◆ WHAT THE TASK ASKS
Output each line of the material exactly as it stands.

— begin EXERCISE MATERIAL —

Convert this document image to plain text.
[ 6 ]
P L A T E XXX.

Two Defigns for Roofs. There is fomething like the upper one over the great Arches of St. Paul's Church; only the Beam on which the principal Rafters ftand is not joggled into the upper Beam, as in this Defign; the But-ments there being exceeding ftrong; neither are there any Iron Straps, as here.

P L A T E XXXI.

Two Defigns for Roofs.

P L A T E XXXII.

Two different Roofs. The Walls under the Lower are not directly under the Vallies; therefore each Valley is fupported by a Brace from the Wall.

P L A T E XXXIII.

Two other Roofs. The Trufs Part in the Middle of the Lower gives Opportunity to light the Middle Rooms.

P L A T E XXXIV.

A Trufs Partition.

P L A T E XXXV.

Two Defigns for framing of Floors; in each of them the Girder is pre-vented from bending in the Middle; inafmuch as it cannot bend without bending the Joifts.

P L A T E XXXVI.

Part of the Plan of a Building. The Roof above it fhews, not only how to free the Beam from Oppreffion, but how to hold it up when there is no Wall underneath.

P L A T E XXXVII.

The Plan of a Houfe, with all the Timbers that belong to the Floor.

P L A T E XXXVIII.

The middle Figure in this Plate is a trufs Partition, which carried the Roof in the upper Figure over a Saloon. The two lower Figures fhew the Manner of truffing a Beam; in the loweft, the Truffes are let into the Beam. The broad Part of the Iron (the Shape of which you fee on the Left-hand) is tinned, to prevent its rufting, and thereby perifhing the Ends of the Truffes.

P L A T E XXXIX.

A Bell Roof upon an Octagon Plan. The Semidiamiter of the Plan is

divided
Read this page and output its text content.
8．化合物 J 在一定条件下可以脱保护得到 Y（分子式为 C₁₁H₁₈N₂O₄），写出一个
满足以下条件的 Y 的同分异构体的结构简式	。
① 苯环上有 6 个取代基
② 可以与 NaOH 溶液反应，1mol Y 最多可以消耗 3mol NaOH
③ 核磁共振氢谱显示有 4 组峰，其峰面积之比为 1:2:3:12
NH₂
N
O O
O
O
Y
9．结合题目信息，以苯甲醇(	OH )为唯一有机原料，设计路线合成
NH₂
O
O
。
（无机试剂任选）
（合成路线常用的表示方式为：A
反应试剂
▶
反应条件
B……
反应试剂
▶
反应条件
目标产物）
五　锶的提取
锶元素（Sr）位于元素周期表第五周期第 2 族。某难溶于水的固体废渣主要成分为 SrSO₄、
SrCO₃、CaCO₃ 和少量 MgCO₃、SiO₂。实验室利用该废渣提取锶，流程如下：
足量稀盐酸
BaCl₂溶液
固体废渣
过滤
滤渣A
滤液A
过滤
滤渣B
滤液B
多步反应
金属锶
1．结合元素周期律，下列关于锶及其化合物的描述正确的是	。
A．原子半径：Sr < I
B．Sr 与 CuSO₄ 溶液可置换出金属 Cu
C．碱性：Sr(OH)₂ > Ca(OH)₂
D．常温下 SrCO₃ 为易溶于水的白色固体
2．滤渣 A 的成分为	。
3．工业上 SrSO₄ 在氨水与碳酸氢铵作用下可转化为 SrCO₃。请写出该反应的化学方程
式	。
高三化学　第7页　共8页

— end EXERCISE MATERIAL —

◆ RESULT FOR THIS EXERCISE
Convert this document image to plain text.
[ 6 ]
P L A T E XXX.

Two Defigns for Roofs. There is fomething like the upper one over the great Arches of St. Paul's Church; only the Beam on which the principal Rafters ftand is not joggled into the upper Beam, as in this Defign; the But-ments there being exceeding ftrong; neither are there any Iron Straps, as here.

P L A T E XXXI.

Two Defigns for Roofs.

P L A T E XXXII.

Two different Roofs. The Walls under the Lower are not directly under the Vallies; therefore each Valley is fupported by a Brace from the Wall.

P L A T E XXXIII.

Two other Roofs. The Trufs Part in the Middle of the Lower gives Opportunity to light the Middle Rooms.

P L A T E XXXIV.

A Trufs Partition.

P L A T E XXXV.

Two Defigns for framing of Floors; in each of them the Girder is pre-vented from bending in the Middle; inafmuch as it cannot bend without bending the Joifts.

P L A T E XXXVI.

Part of the Plan of a Building. The Roof above it fhews, not only how to free the Beam from Oppreffion, but how to hold it up when there is no Wall underneath.

P L A T E XXXVII.

The Plan of a Houfe, with all the Timbers that belong to the Floor.

P L A T E XXXVIII.

The middle Figure in this Plate is a trufs Partition, which carried the Roof in the upper Figure over a Saloon. The two lower Figures fhew the Manner of truffing a Beam; in the loweft, the Truffes are let into the Beam. The broad Part of the Iron (the Shape of which you fee on the Left-hand) is tinned, to prevent its rufting, and thereby perifhing the Ends of the Truffes.

P L A T E XXXIX.

A Bell Roof upon an Octagon Plan. The Semidiamiter of the Plan is

divided
Read this page and output its text content.
8．化合物 J 在一定条件下可以脱保护得到 Y（分子式为 C₁₁H₁₈N₂O₄），写出一个
满足以下条件的 Y 的同分异构体的结构简式	。
① 苯环上有 6 个取代基
② 可以与 NaOH 溶液反应，1mol Y 最多可以消耗 3mol NaOH
③ 核磁共振氢谱显示有 4 组峰，其峰面积之比为 1:2:3:12
NH₂
N
O O
O
O
Y
9．结合题目信息，以苯甲醇(	OH )为唯一有机原料，设计路线合成
NH₂
O
O
。
（无机试剂任选）
（合成路线常用的表示方式为：A
反应试剂
▶
反应条件
B……
反应试剂
▶
反应条件
目标产物）
五　锶的提取
锶元素（Sr）位于元素周期表第五周期第 2 族。某难溶于水的固体废渣主要成分为 SrSO₄、
SrCO₃、CaCO₃ 和少量 MgCO₃、SiO₂。实验室利用该废渣提取锶，流程如下：
足量稀盐酸
BaCl₂溶液
固体废渣
过滤
滤渣A
滤液A
过滤
滤渣B
滤液B
多步反应
金属锶
1．结合元素周期律，下列关于锶及其化合物的描述正确的是	。
A．原子半径：Sr < I
B．Sr 与 CuSO₄ 溶液可置换出金属 Cu
C．碱性：Sr(OH)₂ > Ca(OH)₂
D．常温下 SrCO₃ 为易溶于水的白色固体
2．滤渣 A 的成分为	。
3．工业上 SrSO₄ 在氨水与碳酸氢铵作用下可转化为 SrCO₃。请写出该反应的化学方程
式	。
高三化学　第7页　共8页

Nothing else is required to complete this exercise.